__Exercise description__. Each line of the listing that contains the word "this" is to be copied.

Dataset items

• • • • •

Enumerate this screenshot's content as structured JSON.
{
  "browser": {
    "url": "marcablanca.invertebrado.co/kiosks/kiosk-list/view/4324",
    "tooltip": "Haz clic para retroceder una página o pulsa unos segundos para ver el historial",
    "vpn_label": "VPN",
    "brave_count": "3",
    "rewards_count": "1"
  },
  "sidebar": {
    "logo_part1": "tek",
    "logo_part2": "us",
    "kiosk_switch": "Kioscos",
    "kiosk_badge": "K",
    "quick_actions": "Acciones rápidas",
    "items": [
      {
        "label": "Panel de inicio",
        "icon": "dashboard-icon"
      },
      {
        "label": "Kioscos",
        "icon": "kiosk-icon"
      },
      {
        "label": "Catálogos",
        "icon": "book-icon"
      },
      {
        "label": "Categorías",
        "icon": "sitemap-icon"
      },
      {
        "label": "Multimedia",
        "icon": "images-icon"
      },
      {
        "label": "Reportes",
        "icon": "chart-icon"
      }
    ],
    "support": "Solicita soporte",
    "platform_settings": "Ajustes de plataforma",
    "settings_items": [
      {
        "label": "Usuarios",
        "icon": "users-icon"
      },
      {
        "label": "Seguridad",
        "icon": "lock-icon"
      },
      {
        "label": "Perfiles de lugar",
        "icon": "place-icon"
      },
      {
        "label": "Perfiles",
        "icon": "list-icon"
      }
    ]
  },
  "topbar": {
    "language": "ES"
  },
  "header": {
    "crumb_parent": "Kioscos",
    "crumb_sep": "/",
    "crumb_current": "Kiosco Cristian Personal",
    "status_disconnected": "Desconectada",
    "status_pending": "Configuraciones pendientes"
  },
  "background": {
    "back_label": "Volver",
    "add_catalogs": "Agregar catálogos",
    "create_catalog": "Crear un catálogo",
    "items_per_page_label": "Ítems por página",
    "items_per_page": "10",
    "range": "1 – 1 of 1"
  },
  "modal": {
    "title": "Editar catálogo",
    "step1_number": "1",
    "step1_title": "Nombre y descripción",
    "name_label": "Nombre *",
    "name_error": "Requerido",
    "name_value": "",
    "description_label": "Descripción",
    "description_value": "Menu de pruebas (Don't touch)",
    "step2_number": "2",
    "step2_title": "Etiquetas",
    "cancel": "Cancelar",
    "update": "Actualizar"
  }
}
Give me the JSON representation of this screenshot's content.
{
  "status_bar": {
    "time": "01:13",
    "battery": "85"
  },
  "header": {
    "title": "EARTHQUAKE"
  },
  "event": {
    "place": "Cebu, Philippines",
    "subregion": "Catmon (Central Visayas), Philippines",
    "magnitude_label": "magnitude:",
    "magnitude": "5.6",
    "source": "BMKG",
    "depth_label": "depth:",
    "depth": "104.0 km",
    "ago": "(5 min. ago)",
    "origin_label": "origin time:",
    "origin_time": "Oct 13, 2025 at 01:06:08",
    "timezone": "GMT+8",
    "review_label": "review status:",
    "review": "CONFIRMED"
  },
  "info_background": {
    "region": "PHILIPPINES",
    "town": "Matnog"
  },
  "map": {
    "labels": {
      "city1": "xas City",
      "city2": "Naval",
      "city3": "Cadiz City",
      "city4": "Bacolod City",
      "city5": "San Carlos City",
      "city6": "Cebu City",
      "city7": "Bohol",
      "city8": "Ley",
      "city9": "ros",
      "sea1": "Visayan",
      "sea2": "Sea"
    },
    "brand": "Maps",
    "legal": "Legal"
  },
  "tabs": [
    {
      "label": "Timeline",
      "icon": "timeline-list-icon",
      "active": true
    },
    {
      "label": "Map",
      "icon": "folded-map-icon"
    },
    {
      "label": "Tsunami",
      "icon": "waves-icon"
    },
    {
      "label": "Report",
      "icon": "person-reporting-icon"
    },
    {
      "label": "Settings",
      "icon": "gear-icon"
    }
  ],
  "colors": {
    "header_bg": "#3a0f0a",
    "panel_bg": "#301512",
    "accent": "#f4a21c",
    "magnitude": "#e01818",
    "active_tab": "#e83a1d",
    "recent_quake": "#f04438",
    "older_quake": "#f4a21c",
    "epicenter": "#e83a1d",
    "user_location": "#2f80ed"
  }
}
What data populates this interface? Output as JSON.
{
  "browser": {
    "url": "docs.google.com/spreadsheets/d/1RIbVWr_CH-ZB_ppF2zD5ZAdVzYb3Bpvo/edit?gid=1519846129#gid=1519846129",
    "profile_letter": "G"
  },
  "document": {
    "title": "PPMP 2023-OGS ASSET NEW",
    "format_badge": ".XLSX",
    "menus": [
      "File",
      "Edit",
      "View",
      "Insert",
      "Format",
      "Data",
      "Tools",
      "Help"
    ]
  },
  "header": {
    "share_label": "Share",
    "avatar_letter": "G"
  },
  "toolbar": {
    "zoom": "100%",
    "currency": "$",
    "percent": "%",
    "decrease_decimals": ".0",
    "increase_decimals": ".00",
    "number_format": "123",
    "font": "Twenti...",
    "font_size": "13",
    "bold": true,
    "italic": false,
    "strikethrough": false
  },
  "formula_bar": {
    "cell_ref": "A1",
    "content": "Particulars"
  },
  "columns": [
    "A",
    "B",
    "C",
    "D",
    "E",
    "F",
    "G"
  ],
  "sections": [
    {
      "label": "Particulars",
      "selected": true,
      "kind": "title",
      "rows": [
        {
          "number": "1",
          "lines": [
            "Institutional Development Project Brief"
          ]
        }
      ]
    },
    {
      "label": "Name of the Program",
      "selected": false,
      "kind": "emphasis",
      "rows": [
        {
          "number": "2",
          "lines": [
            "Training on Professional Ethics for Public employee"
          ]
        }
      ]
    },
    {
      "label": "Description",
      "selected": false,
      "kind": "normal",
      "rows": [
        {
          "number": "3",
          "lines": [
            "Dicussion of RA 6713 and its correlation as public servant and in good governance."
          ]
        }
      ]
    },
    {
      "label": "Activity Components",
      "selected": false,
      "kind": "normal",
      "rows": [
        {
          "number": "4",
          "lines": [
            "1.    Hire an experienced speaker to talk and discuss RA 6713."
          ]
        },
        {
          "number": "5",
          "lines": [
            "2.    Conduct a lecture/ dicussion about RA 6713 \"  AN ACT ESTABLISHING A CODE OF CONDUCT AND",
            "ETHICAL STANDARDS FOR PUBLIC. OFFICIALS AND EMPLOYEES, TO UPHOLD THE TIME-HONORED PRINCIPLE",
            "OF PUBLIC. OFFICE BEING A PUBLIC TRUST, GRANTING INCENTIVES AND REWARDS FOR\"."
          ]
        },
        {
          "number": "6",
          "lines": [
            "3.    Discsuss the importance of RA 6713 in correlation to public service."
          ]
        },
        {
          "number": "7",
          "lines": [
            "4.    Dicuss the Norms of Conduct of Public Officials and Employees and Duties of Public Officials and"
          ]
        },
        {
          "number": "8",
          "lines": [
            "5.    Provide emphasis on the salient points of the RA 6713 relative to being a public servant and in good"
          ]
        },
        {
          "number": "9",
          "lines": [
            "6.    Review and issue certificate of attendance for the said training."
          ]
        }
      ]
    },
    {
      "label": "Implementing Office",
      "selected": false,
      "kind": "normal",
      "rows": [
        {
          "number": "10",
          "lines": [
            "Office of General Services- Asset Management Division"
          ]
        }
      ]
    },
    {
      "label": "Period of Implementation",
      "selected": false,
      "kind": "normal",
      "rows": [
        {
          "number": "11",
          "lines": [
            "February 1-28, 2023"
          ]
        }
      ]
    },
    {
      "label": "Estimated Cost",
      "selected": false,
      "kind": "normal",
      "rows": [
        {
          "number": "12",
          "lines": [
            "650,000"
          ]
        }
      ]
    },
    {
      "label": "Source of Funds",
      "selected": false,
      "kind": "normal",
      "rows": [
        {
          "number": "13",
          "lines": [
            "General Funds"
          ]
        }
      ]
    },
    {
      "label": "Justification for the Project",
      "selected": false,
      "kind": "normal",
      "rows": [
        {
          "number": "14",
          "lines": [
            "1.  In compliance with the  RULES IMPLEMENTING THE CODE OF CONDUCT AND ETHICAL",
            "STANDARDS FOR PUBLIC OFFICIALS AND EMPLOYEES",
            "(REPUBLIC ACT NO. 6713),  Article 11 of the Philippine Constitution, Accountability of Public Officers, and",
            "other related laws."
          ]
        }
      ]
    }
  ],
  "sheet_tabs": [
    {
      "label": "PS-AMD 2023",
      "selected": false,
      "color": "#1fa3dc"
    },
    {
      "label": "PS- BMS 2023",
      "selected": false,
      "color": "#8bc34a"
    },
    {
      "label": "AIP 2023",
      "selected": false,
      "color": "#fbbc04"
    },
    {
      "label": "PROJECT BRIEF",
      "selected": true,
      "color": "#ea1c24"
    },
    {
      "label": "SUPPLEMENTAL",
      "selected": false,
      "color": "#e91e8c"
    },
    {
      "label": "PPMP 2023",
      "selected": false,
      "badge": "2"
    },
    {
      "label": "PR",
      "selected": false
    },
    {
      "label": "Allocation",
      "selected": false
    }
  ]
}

• • • • •

__The solution__.
Enumerate this screenshot's content as structured JSON.
Give me the JSON representation of this screenshot's content.
What data populates this interface? Output as JSON.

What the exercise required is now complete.